### Written problem
Copy the data exactly as it appears, and do not include any pictures.

### Recorded data
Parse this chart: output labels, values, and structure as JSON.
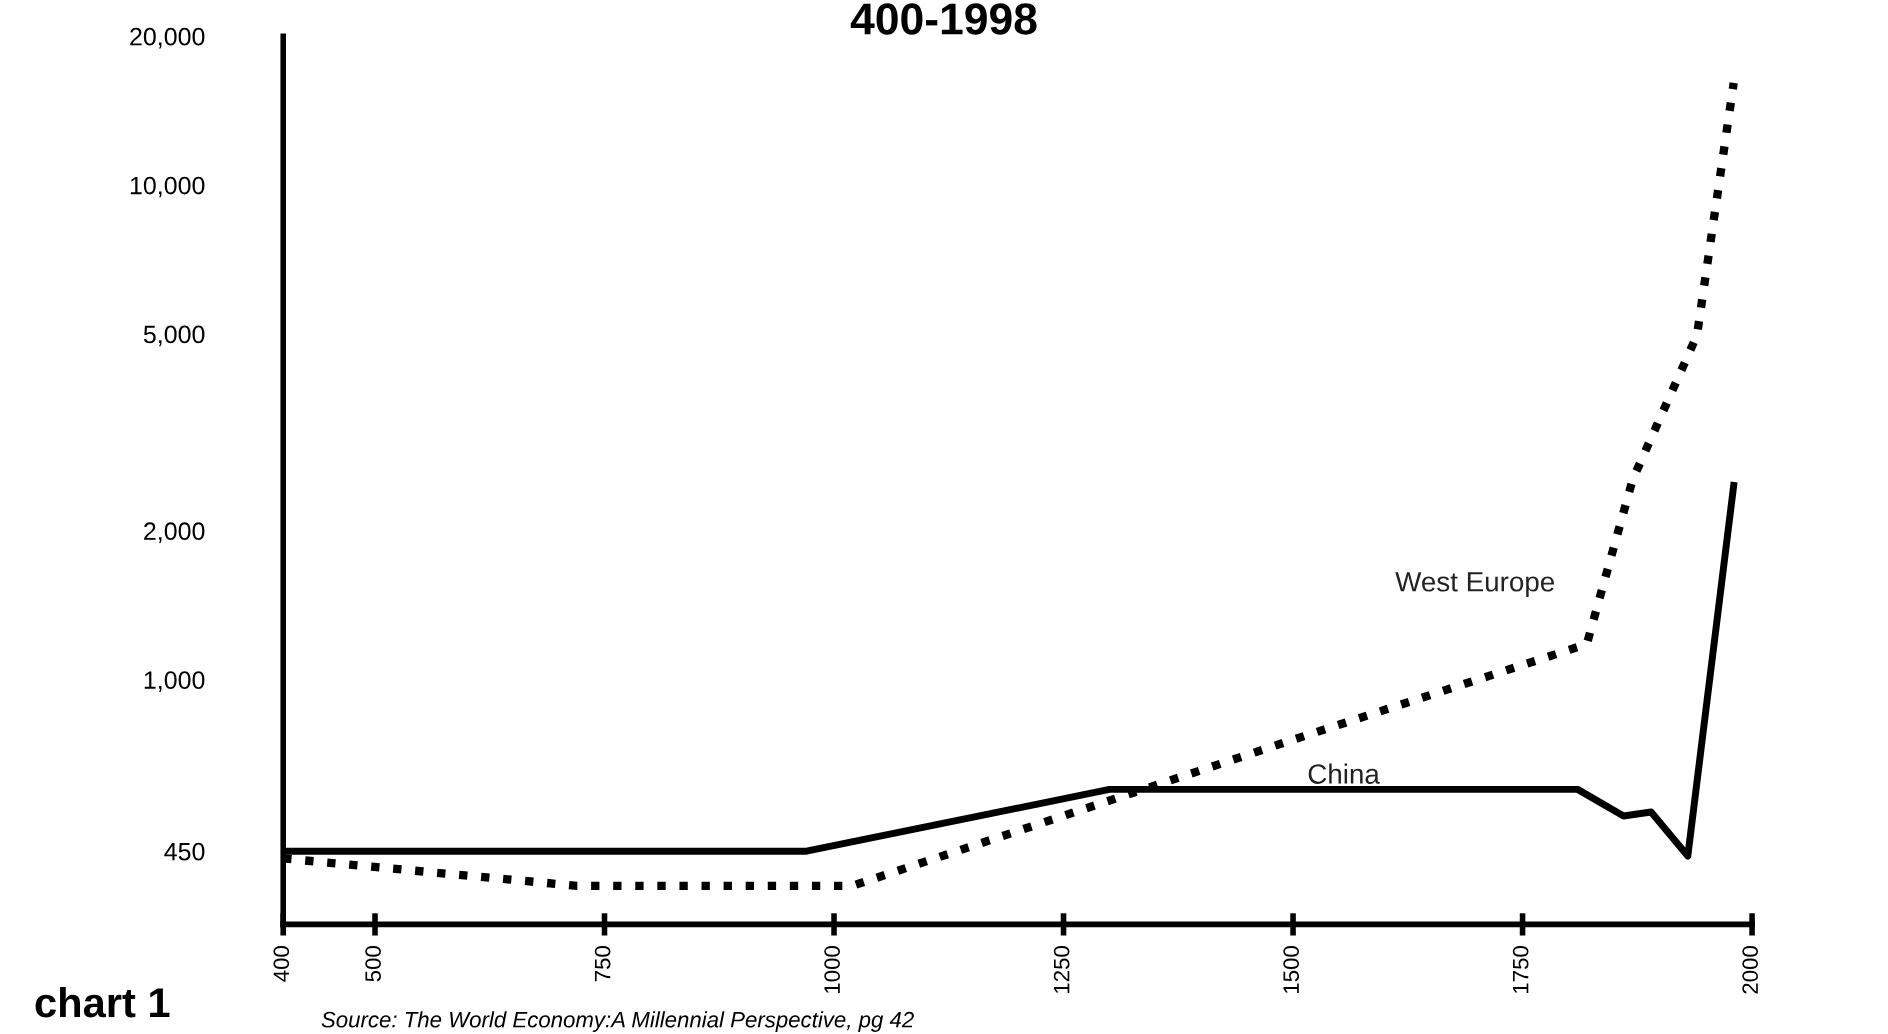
{
  "chart_data": {
    "type": "line",
    "title": "400-1998",
    "series": [
      {
        "name": "West Europe",
        "color": "#000000",
        "line_style": "dotted",
        "x": [
          400,
          720,
          1020,
          1500,
          1820,
          1870,
          1940,
          1980
        ],
        "values": [
          435,
          383,
          383,
          756,
          1180,
          2540,
          4970,
          16100
        ]
      },
      {
        "name": "China",
        "color": "#000000",
        "line_style": "solid",
        "x": [
          400,
          970,
          1300,
          1810,
          1860,
          1890,
          1930,
          1980
        ],
        "values": [
          450,
          450,
          600,
          600,
          530,
          540,
          440,
          2470
        ]
      }
    ],
    "log": "y",
    "xlim": [
      400,
      2000
    ],
    "ylim": [
      320,
      20000
    ],
    "xticks": [
      400,
      500,
      750,
      1000,
      1250,
      1500,
      1750,
      2000
    ],
    "yticks": [
      {
        "value": 450,
        "label": "450"
      },
      {
        "value": 1000,
        "label": "1,000"
      },
      {
        "value": 2000,
        "label": "2,000"
      },
      {
        "value": 5000,
        "label": "5,000"
      },
      {
        "value": 10000,
        "label": "10,000"
      },
      {
        "value": 20000,
        "label": "20,000"
      }
    ],
    "grid": false,
    "legend": false,
    "marker": "none",
    "annotations": [
      "chart 1",
      "Source: The World Economy:A Millennial Perspective, pg 42"
    ]
  }
}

### Written answer
Parse this chart: output labels, values, and structure as JSON.
{
  "chart_data": {
    "type": "line",
    "title": "400-1998",
    "series": [
      {
        "name": "West Europe",
        "color": "#000000",
        "line_style": "dotted",
        "x": [
          400,
          720,
          1020,
          1500,
          1820,
          1870,
          1940,
          1980
        ],
        "values": [
          435,
          383,
          383,
          756,
          1180,
          2540,
          4970,
          16100
        ]
      },
      {
        "name": "China",
        "color": "#000000",
        "line_style": "solid",
        "x": [
          400,
          970,
          1300,
          1810,
          1860,
          1890,
          1930,
          1980
        ],
        "values": [
          450,
          450,
          600,
          600,
          530,
          540,
          440,
          2470
        ]
      }
    ],
    "log": "y",
    "xlim": [
      400,
      2000
    ],
    "ylim": [
      320,
      20000
    ],
    "xticks": [
      400,
      500,
      750,
      1000,
      1250,
      1500,
      1750,
      2000
    ],
    "yticks": [
      {
        "value": 450,
        "label": "450"
      },
      {
        "value": 1000,
        "label": "1,000"
      },
      {
        "value": 2000,
        "label": "2,000"
      },
      {
        "value": 5000,
        "label": "5,000"
      },
      {
        "value": 10000,
        "label": "10,000"
      },
      {
        "value": 20000,
        "label": "20,000"
      }
    ],
    "grid": false,
    "legend": false,
    "marker": "none",
    "annotations": [
      "chart 1",
      "Source: The World Economy:A Millennial Perspective, pg 42"
    ]
  }
}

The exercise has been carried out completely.